[Stored items]
+++

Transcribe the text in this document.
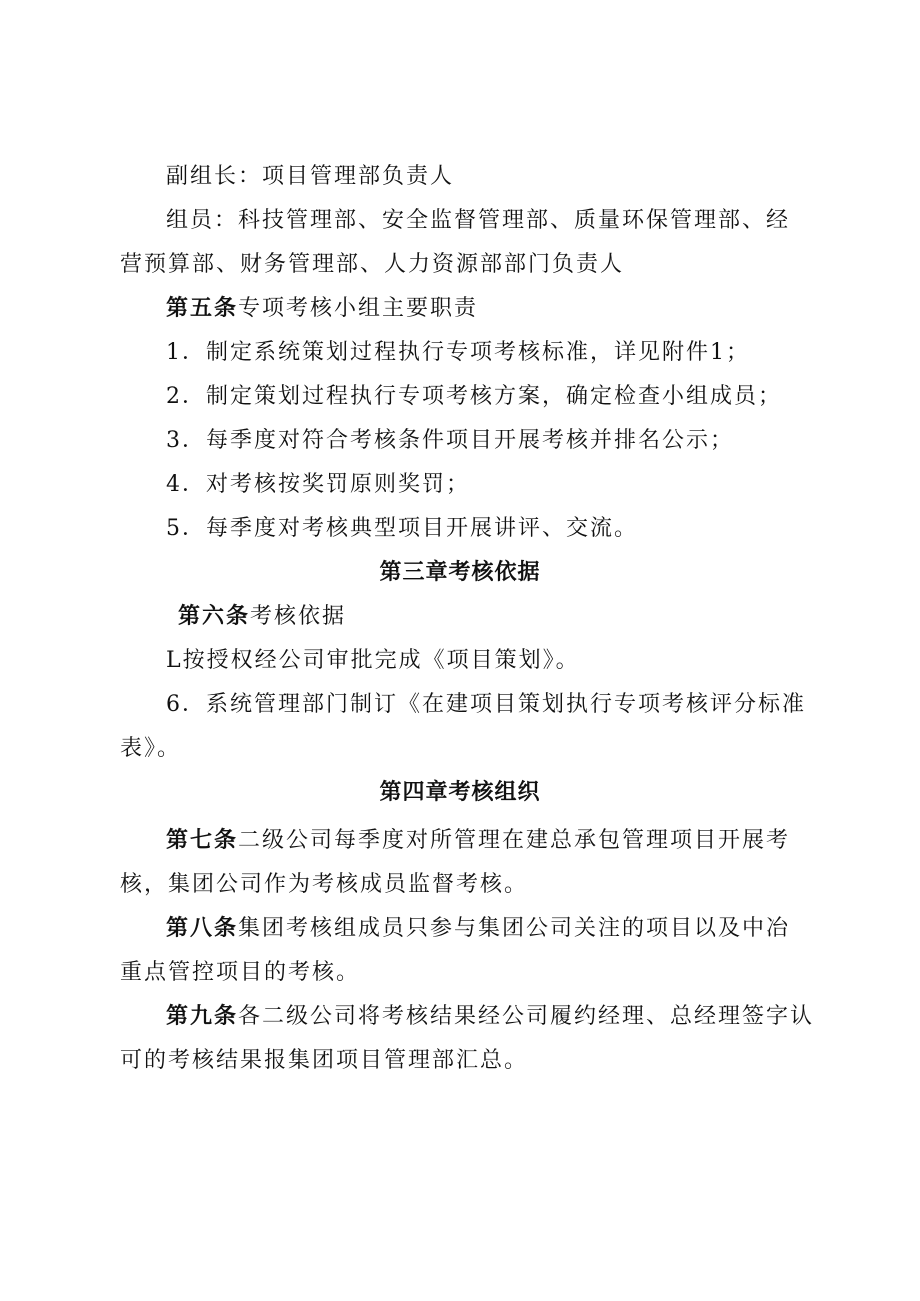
副组长：项目管理部负责人
组员：科技管理部、安全监督管理部、质量环保管理部、经
营预算部、财务管理部、人力资源部部门负责人
第五条专项考核小组主要职责
1．制定系统策划过程执行专项考核标准，详见附件1；
2．制定策划过程执行专项考核方案，确定检查小组成员；
3．每季度对符合考核条件项目开展考核并排名公示；
4．对考核按奖罚原则奖罚；
5．每季度对考核典型项目开展讲评、交流。
第三章考核依据
第六条考核依据
L按授权经公司审批完成《项目策划》。
6．系统管理部门制订《在建项目策划执行专项考核评分标准
表》。
第四章考核组织
第七条二级公司每季度对所管理在建总承包管理项目开展考
核，集团公司作为考核成员监督考核。
第八条集团考核组成员只参与集团公司关注的项目以及中冶
重点管控项目的考核。
第九条各二级公司将考核结果经公司履约经理、总经理签字认
可的考核结果报集团项目管理部汇总。
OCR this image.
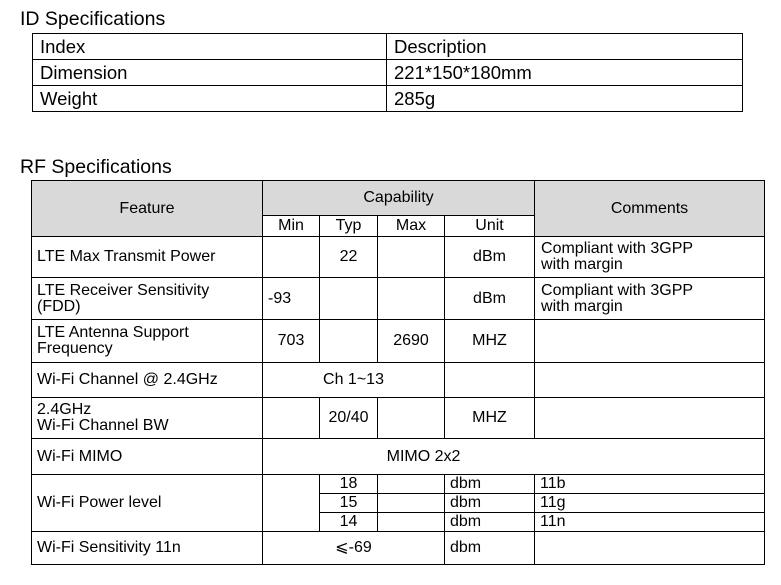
ID Specifications
Index	Description
Dimension	221*150*180mm
Weight	285g
RF Specifications
Feature	Capability				Comments
	Min	Typ	Max	Unit	
LTE Max Transmit Power		22		dBm	Compliant with 3GPP
with margin
LTE Receiver Sensitivity
(FDD)	-93			dBm	Compliant with 3GPP
with margin
LTE Antenna Support
Frequency	703		2690	MHZ	
Wi-Fi Channel @ 2.4GHz	Ch 1~13				
2.4GHz
Wi-Fi Channel BW		20/40		MHZ	
Wi-Fi MIMO	MIMO 2x2				
Wi-Fi Power level		18		dbm	11b
		15		dbm	11g
		14		dbm	11n
Wi-Fi Sensitivity 11n	⩽-69			dbm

+++

Exercise requirements: Copy out all the data without changing anything, and drop the pictures.

Solution below:
Transcribe the text in this document.
副组长：项目管理部负责人
组员：科技管理部、安全监督管理部、质量环保管理部、经
营预算部、财务管理部、人力资源部部门负责人
第五条专项考核小组主要职责
1．制定系统策划过程执行专项考核标准，详见附件1；
2．制定策划过程执行专项考核方案，确定检查小组成员；
3．每季度对符合考核条件项目开展考核并排名公示；
4．对考核按奖罚原则奖罚；
5．每季度对考核典型项目开展讲评、交流。
第三章考核依据
第六条考核依据
L按授权经公司审批完成《项目策划》。
6．系统管理部门制订《在建项目策划执行专项考核评分标准
表》。
第四章考核组织
第七条二级公司每季度对所管理在建总承包管理项目开展考
核，集团公司作为考核成员监督考核。
第八条集团考核组成员只参与集团公司关注的项目以及中冶
重点管控项目的考核。
第九条各二级公司将考核结果经公司履约经理、总经理签字认
可的考核结果报集团项目管理部汇总。
OCR this image.
ID Specifications
Index	Description
Dimension	221*150*180mm
Weight	285g
RF Specifications
Feature	Capability				Comments
	Min	Typ	Max	Unit	
LTE Max Transmit Power		22		dBm	Compliant with 3GPP
with margin
LTE Receiver Sensitivity
(FDD)	-93			dBm	Compliant with 3GPP
with margin
LTE Antenna Support
Frequency	703		2690	MHZ	
Wi-Fi Channel @ 2.4GHz	Ch 1~13				
2.4GHz
Wi-Fi Channel BW		20/40		MHZ	
Wi-Fi MIMO	MIMO 2x2				
Wi-Fi Power level		18		dbm	11b
		15		dbm	11g
		14		dbm	11n
Wi-Fi Sensitivity 11n	⩽-69			dbm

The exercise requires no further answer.